*TAREFAS*.
• a. No texto sobre as emendas republicanas à lei de defesa dos EUA, reescreva o trecho de "O deputado Eli" até "Departamento de Defesa.", trocando "Joyce Beatty" por "Beatty".
• b. Prossiga a redação do texto sobre as emendas republicanas à lei de defesa dos EUA a partir do ponto em que ele termina.

Há ainda emendas para vetar o braço educacional do Pentágono de comprar qualquer livro que tenha material pornográfico ou "englobe ideologia radical de gênero". Com o apoio de nove democratas, aprovaram também uma emenda que proíbe as escolas do Departamento de Defesa de ensinarem que os EUA, ou seus fundadores, são racistas.
Imbróglio no Congresso
As ressalvas republicanas não devem passar pelo Senado, controlado pelos democratas — os correligionários de Biden controlam 51 assentos, um a mais que a maioria, enquanto os opositores têm 49. Os senadores devem começar a considerar a medida na semana que vem, e as divergências entre ambas Casas podem desencadear um conflito capaz de pôr em risco um histórico de seis décadas da aprovação anual de leis de defesa.
O deputado Adam Smith, representante de Washington que é o principal democrata na Comissão dos Serviços Armados, lamentou a abordagem republicana à legislação. De acordo com ele, os adversários políticos estragaram uma medida que havia saído da comissão em um voto quase unânime, afirmando que o projeto se transformou em "uma ode ao fanatismo e à ignorância".
A situação, contudo, é uma vitória para os republicanos de extrema direita que vêm pressionando o presidente da Câmara, Kevin McCarthy, parlamentar californiano, a não trabalhar com os democratas. Defendem que ele deve acenar à base do partido em debates referentes à legislações importantes, em um momento no qual as primárias para a eleição presidencial de 2024 começam a esquentar.
O sucesso das emendas dá impulso para que os republicanos mais conservadores consigam pôr medidas similares em outros debates orçamentários iminentes. Também dá espaço para debates acalorados na plenária da Casa sobre assuntos polarizantes no país, como racismo e identidade de gênero.
O deputado Eli Crane, republicano do Arizona, por exemplo, usou uma expressão politicamente incorreta para se referir à população negra, o que levou a parlamentar Joyce Beatty, democrata de Ohio, a demandar que ele se retratasse. O parlamentar republicano mais tarde emitiu um comunicado afirmando que "se expressou mal" durante um debate sobre demandar ou não treinamento de diversidade para quem quer trabalhar no Departamento de Defesa.

*TRECHOS DE DADOS*.
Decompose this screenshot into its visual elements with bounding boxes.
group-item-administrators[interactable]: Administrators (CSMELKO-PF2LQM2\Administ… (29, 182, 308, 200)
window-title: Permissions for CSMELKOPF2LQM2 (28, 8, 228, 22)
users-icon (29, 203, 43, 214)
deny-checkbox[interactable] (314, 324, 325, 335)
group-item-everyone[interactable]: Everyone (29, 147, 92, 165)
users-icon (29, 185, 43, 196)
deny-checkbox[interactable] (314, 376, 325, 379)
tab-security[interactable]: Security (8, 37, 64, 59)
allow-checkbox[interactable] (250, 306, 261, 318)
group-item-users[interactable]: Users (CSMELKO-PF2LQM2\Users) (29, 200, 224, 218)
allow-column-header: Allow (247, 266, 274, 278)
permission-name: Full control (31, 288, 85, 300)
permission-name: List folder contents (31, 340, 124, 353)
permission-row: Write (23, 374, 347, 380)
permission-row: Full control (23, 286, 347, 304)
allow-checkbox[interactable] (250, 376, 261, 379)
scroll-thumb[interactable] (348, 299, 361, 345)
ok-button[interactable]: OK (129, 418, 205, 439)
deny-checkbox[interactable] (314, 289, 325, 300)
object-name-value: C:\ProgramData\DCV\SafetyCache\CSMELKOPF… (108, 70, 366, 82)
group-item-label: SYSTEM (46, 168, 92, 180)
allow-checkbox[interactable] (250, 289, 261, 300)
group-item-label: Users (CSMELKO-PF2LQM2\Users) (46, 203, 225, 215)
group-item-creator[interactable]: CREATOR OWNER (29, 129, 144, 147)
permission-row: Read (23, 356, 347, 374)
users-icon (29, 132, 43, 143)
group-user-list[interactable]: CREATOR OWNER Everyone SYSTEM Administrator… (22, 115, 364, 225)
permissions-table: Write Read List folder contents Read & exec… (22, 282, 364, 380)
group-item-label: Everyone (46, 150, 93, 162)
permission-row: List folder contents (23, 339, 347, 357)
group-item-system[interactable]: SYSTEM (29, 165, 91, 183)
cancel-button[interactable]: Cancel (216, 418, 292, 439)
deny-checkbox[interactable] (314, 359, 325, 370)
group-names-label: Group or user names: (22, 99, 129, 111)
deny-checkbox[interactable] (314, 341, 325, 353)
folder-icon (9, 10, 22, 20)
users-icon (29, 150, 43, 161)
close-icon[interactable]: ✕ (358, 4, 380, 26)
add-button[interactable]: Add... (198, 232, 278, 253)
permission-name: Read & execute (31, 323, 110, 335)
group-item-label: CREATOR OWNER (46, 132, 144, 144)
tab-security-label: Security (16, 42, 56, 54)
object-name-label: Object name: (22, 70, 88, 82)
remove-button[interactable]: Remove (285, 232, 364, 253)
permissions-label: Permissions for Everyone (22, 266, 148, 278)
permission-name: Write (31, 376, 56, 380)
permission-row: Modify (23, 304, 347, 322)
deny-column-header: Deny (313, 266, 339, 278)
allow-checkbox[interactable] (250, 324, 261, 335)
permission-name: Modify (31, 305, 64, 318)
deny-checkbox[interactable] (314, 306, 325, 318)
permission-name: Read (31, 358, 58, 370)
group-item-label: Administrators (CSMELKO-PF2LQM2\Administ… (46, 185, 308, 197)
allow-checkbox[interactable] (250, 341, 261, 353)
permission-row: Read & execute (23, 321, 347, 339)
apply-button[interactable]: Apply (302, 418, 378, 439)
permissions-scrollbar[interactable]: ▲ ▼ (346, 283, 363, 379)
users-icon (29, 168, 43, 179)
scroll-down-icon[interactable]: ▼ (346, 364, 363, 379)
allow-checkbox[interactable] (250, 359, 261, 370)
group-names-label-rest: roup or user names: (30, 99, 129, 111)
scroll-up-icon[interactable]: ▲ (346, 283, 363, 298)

*RESPOSTAS DAS ATIVIDADES*.
• a.
O deputado Eli Crane, republicano do Arizona, por exemplo, usou uma expressão politicamente incorreta para se referir à população negra, o que levou a parlamentar Beatty, democrata de Ohio, a demandar que ele se retratasse. O parlamentar republicano mais tarde emitiu um comunicado afirmando que "se expressou mal" durante um debate sobre demandar ou não treinamento de diversidade para quem quer trabalhar no Departamento de Defesa.

• b.
— Frente aos comentários atrasados, racialmente insensíveis ditos nesta plenária, parece que o treinamento de diversidade e inclusão seria bom aqui nos corredores do Congresso — disse a deputada Jill Tokuda, democrata do Havaí.
Houve consenso em um aspecto, contudo, quando parlamentares ambos partidos rejeitaram uma proposta para impedir a Casa Branca de enviar as controversas bombas fragmentárias para a Ucrânia. As doações foram anunciadas há uma semana, e as primeiras remessas já chegaram ao país de Volodymyr Zelensky.
Os explosivos se abrem quando são disparados, dispersando centenas de granadas menores que explodem ao entrar em contato com seu alvo. Quando não detonam no impacto, viram minas que representam um risco para os civis mesmo após os conflitos terminarem.
Elas são proibidas em 123 nações signatárias da Convenção das Nações Unidas sobre Bombas de Fragmentação de 2008, que veta todo o uso, produção, transferência e armazenamento de tais armas. Entre elas, atores de peso da Organização do Tratado do Atlântico Norte (Otan) como França, Alemanha e Reino Unido, que se distanciaram dos americanos.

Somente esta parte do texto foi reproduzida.